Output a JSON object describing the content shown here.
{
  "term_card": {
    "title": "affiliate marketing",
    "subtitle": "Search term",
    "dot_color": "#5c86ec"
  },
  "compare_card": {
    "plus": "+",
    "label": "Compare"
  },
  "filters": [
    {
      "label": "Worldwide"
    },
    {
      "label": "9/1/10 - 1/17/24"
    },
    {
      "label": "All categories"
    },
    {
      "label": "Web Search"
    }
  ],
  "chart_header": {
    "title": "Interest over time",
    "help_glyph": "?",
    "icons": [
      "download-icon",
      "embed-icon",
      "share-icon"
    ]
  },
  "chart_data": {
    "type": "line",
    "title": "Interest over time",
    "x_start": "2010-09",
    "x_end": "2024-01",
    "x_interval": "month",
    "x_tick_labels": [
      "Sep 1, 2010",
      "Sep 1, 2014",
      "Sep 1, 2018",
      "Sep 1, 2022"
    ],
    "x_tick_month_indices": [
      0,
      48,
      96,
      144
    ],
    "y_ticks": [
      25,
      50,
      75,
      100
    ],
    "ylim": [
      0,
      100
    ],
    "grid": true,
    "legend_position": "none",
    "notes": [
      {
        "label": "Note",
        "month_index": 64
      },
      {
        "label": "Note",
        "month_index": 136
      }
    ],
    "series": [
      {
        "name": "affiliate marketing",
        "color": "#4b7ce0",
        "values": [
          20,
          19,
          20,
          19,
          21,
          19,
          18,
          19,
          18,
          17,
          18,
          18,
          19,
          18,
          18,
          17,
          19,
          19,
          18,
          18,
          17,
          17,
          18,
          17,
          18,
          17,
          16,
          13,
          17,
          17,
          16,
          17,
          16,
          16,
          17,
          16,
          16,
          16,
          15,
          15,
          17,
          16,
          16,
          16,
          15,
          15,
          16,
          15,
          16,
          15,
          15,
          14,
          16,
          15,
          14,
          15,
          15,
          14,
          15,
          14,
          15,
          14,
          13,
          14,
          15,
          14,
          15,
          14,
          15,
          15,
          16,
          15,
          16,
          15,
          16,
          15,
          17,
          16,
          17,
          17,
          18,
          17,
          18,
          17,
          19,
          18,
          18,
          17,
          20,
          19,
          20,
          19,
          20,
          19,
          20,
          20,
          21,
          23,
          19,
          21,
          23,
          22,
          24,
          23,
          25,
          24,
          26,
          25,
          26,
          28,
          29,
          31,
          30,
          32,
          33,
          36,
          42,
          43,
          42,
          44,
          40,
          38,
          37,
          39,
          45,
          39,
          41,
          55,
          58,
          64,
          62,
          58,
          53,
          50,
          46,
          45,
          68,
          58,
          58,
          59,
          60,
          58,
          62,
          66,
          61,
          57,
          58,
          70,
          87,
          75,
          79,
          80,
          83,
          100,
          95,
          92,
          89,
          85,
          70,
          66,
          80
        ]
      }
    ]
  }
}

= Work required =
Print the listing above in its entirety, with every line exact.

= Answer in full =
Output a JSON object describing the content shown here.
{
  "term_card": {
    "title": "affiliate marketing",
    "subtitle": "Search term",
    "dot_color": "#5c86ec"
  },
  "compare_card": {
    "plus": "+",
    "label": "Compare"
  },
  "filters": [
    {
      "label": "Worldwide"
    },
    {
      "label": "9/1/10 - 1/17/24"
    },
    {
      "label": "All categories"
    },
    {
      "label": "Web Search"
    }
  ],
  "chart_header": {
    "title": "Interest over time",
    "help_glyph": "?",
    "icons": [
      "download-icon",
      "embed-icon",
      "share-icon"
    ]
  },
  "chart_data": {
    "type": "line",
    "title": "Interest over time",
    "x_start": "2010-09",
    "x_end": "2024-01",
    "x_interval": "month",
    "x_tick_labels": [
      "Sep 1, 2010",
      "Sep 1, 2014",
      "Sep 1, 2018",
      "Sep 1, 2022"
    ],
    "x_tick_month_indices": [
      0,
      48,
      96,
      144
    ],
    "y_ticks": [
      25,
      50,
      75,
      100
    ],
    "ylim": [
      0,
      100
    ],
    "grid": true,
    "legend_position": "none",
    "notes": [
      {
        "label": "Note",
        "month_index": 64
      },
      {
        "label": "Note",
        "month_index": 136
      }
    ],
    "series": [
      {
        "name": "affiliate marketing",
        "color": "#4b7ce0",
        "values": [
          20,
          19,
          20,
          19,
          21,
          19,
          18,
          19,
          18,
          17,
          18,
          18,
          19,
          18,
          18,
          17,
          19,
          19,
          18,
          18,
          17,
          17,
          18,
          17,
          18,
          17,
          16,
          13,
          17,
          17,
          16,
          17,
          16,
          16,
          17,
          16,
          16,
          16,
          15,
          15,
          17,
          16,
          16,
          16,
          15,
          15,
          16,
          15,
          16,
          15,
          15,
          14,
          16,
          15,
          14,
          15,
          15,
          14,
          15,
          14,
          15,
          14,
          13,
          14,
          15,
          14,
          15,
          14,
          15,
          15,
          16,
          15,
          16,
          15,
          16,
          15,
          17,
          16,
          17,
          17,
          18,
          17,
          18,
          17,
          19,
          18,
          18,
          17,
          20,
          19,
          20,
          19,
          20,
          19,
          20,
          20,
          21,
          23,
          19,
          21,
          23,
          22,
          24,
          23,
          25,
          24,
          26,
          25,
          26,
          28,
          29,
          31,
          30,
          32,
          33,
          36,
          42,
          43,
          42,
          44,
          40,
          38,
          37,
          39,
          45,
          39,
          41,
          55,
          58,
          64,
          62,
          58,
          53,
          50,
          46,
          45,
          68,
          58,
          58,
          59,
          60,
          58,
          62,
          66,
          61,
          57,
          58,
          70,
          87,
          75,
          79,
          80,
          83,
          100,
          95,
          92,
          89,
          85,
          70,
          66,
          80
        ]
      }
    ]
  }
}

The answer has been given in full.